Write out every entry exactly as given, but omit the pictures.

Data for the task:

—————

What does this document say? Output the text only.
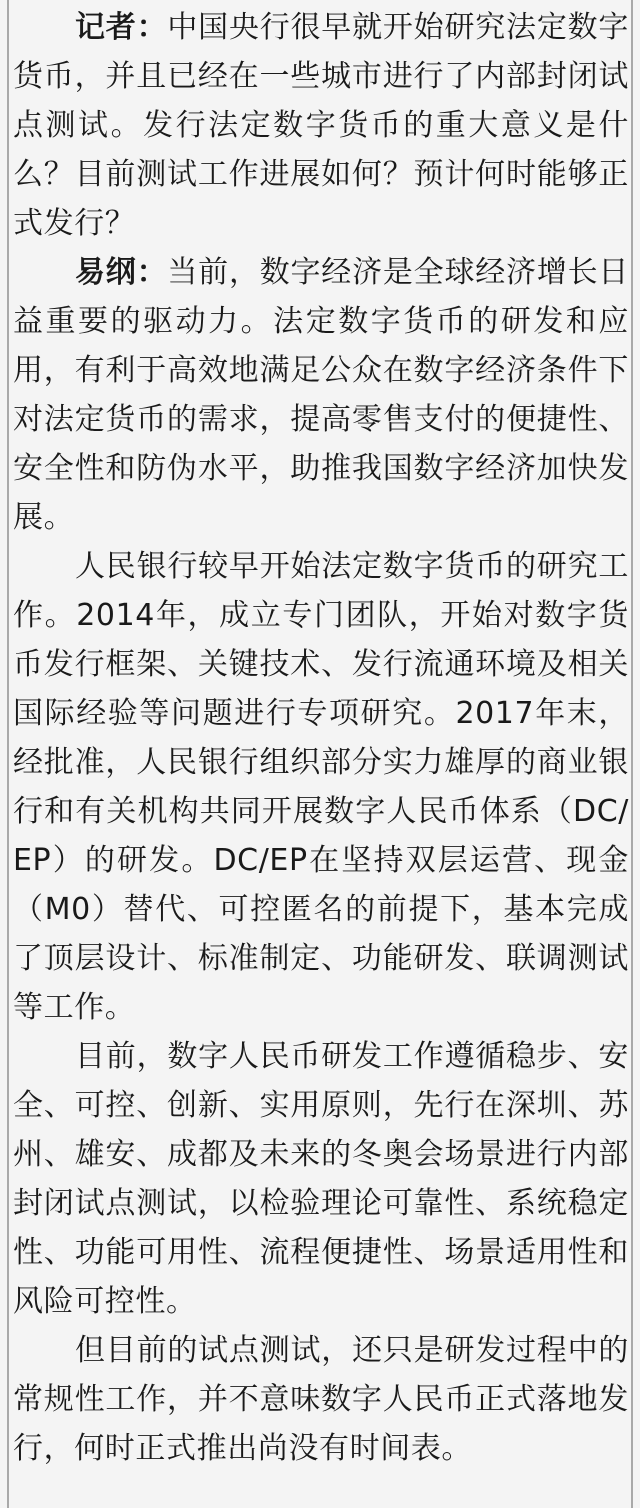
记者：中国央行很早就开始研究法定数字货币，并且已经在一些城市进行了内部封闭试点测试。发行法定数字货币的重大意义是什么？目前测试工作进展如何？预计何时能够正式发行？

易纲：当前，数字经济是全球经济增长日益重要的驱动力。法定数字货币的研发和应用，有利于高效地满足公众在数字经济条件下对法定货币的需求，提高零售支付的便捷性、安全性和防伪水平，助推我国数字经济加快发展。

人民银行较早开始法定数字货币的研究工作。2014年，成立专门团队，开始对数字货币发行框架、关键技术、发行流通环境及相关国际经验等问题进行专项研究。2017年末，经批准，人民银行组织部分实力雄厚的商业银行和有关机构共同开展数字人民币体系（DC/EP）的研发。DC/EP在坚持双层运营、现金（M0）替代、可控匿名的前提下，基本完成了顶层设计、标准制定、功能研发、联调测试等工作。

目前，数字人民币研发工作遵循稳步、安全、可控、创新、实用原则，先行在深圳、苏州、雄安、成都及未来的冬奥会场景进行内部封闭试点测试，以检验理论可靠性、系统稳定性、功能可用性、流程便捷性、场景适用性和风险可控性。

但目前的试点测试，还只是研发过程中的常规性工作，并不意味数字人民币正式落地发行，何时正式推出尚没有时间表。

—————

Task solution:
What does this document say? Output the text only.
记者：中国央行很早就开始研究法定数字货币，并且已经在一些城市进行了内部封闭试点测试。发行法定数字货币的重大意义是什么？目前测试工作进展如何？预计何时能够正式发行？

易纲：当前，数字经济是全球经济增长日益重要的驱动力。法定数字货币的研发和应用，有利于高效地满足公众在数字经济条件下对法定货币的需求，提高零售支付的便捷性、安全性和防伪水平，助推我国数字经济加快发展。

人民银行较早开始法定数字货币的研究工作。2014年，成立专门团队，开始对数字货币发行框架、关键技术、发行流通环境及相关国际经验等问题进行专项研究。2017年末，经批准，人民银行组织部分实力雄厚的商业银行和有关机构共同开展数字人民币体系（DC/EP）的研发。DC/EP在坚持双层运营、现金（M0）替代、可控匿名的前提下，基本完成了顶层设计、标准制定、功能研发、联调测试等工作。

目前，数字人民币研发工作遵循稳步、安全、可控、创新、实用原则，先行在深圳、苏州、雄安、成都及未来的冬奥会场景进行内部封闭试点测试，以检验理论可靠性、系统稳定性、功能可用性、流程便捷性、场景适用性和风险可控性。

但目前的试点测试，还只是研发过程中的常规性工作，并不意味数字人民币正式落地发行，何时正式推出尚没有时间表。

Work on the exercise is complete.